**TUS INSTRUCCIONES**
Responde a estas preguntas sobre el texto de los hermanos:
1. ¿Cómo se titula el libro de Sulloway?
2. ¿A cuántas personas se hizo la encuesta que analizó Sulloway?
3. ¿Cómo consideran los hijos a sus padres en las familias muy numerosas?
═══ FRAGMENTO DE TEXTO
Los hermanos condicionan la personalidad, el lugar que se ocupa en la familia y el desarrollo de la identidad.

Los mayores son modelos que pueden servir de ejemplo para sus hermanos menores; los del medio pueden ser más rebeldes y tener mayor apertura a lo nuevo y los hijos únicos parecen no sufrir ninguna desventaja en su desarrollo debido a su condición, pero pueden tener que cumplir mayores expectativas de sus padres; y vivir las rupturas familiares con mayor intensidad.


La relación de hermanos puede brindar seguridad mutua, pero también generar sentimientos contradictorios, por un lado afecto, intimidad, complicidad y proximidad; y por otro, celos, competencia, envidia y hasta odio.

El hecho de compartir el mismo ámbito familiar, recuerdos en común y toda una historia familiar hace que la relación entre hermanos sea una de las más duraderas, aunque en la edad adulta pueden distanciarse, cuando cada uno forma su propia familia y se dedica a su profesión.


Los vínculos fraternos, junto a los de los padres, constituyen para un sujeto las relaciones primarias que son las que le permitirán el acceso natural a la sociedad y a las relaciones secundarias.

El psicólogo evolutivo Grank J. Sulloway, de la Universidad de California en Berkeley, en su libro “Rebeldes de Nacimiento”, trata el tema de la diferencia entre los hermanos primogénitos con respecto a los que les siguen.

Los primogénitos suelen ser más obedientes y adaptados en tanto que los nacidos después, tienden a confrontar más a los padres y a los demás familiares. Sulloway llegó a esta conclusión luego de analizar los resultados de una encuesta realizada a diez mil norteamericanos.

En esta investigación, los hermanos del medio se atrevían a disentir y tener puntos de vistas distintos. Esta diferencia no se relaciona con los genes sino con la necesidad de lograr en el seno familiar, una posición destacada; y con respecto a los hijos únicos, la mayoría de ellos desearon alguna vez tener hermanos.

A medida que los hermanos crecen, cada hijo alcanza su propio lugar en la familia que ha logrado mediante estrategias adquiridas y con el desempeño de distintos roles para obtener atención y reconocimiento.

La búsqueda del propio lugar, suele plantear problemas, principalmente a los hermanos del medio, que tiene dos posibilidades, superar al mayor en algún aspecto mostrándose más simpático e ingenioso o bien destacarse con el intelecto.

Es frecuente que después de un hijo primogénito tranquilo, le siga un hijo rebelde. Sin embargo la diferencia entre hermanos se explica principalmente por la necesidad que tiene cada uno de ser diferente.

A veces, los padres no pueden comprender estas diferencias, convencidos de haberlos educado a todos igual.[/i]

La rivalidad y los celos forman parte de la relación fraterna y son saludables, siempre que les sirvan de estimulación; y en este caso, el comportamiento de los progenitores es un factor importante.

En las familias muy numerosas, los padres son considerados por los hijos como más fríos en su relación con ellos, seguramente debido al consecuente exceso de responsabilidad que tienen que enfrentar.
══════
═══ REGISTROS DE DATOS
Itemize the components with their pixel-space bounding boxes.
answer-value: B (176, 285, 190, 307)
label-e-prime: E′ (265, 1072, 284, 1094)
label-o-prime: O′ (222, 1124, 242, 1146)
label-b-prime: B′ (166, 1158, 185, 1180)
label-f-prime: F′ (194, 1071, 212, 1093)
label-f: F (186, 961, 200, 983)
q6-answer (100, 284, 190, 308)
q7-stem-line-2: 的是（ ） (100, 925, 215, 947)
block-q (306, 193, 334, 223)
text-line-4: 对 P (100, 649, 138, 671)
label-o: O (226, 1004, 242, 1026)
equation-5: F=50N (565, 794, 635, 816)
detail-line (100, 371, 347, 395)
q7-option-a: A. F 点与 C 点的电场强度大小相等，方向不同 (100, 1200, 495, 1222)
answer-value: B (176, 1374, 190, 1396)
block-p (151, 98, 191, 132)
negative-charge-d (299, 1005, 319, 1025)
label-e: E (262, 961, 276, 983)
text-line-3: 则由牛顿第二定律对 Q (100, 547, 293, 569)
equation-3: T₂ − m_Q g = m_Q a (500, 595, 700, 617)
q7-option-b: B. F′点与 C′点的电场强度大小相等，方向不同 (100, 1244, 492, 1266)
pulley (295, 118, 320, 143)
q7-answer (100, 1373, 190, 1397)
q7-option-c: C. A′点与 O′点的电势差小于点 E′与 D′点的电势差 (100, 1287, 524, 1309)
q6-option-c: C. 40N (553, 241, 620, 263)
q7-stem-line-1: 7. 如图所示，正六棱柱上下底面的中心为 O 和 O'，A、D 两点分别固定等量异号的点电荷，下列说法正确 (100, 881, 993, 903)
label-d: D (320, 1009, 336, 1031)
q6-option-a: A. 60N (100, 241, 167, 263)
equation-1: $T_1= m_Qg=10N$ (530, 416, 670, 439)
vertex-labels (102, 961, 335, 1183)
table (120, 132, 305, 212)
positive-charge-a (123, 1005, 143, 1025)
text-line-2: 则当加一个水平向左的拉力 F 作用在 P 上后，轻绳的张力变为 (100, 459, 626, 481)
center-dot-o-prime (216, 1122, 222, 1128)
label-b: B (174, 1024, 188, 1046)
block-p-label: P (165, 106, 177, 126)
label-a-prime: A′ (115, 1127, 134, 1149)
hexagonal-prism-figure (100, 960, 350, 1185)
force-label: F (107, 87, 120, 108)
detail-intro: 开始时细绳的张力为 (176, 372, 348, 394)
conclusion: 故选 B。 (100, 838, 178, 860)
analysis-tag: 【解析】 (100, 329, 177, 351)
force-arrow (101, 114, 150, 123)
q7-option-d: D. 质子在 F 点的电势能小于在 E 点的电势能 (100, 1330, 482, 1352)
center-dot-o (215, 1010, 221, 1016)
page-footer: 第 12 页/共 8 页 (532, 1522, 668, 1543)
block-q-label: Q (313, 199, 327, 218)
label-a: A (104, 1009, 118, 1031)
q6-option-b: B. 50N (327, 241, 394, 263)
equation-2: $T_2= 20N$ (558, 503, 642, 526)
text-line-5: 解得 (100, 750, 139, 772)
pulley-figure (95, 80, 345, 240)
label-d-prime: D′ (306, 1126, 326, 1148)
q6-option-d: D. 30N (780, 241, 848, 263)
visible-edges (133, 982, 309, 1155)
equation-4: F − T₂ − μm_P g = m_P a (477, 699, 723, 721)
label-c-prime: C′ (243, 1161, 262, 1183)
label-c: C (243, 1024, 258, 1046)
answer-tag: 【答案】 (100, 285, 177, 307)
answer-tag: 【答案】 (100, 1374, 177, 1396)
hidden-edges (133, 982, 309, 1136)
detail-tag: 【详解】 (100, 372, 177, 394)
══════
**RESULTADO DEL EJERCICIO**
1. “Rebeldes de Nacimiento”.
2. A diez mil norteamericanos.
3. Como más fríos en su relación con ellos.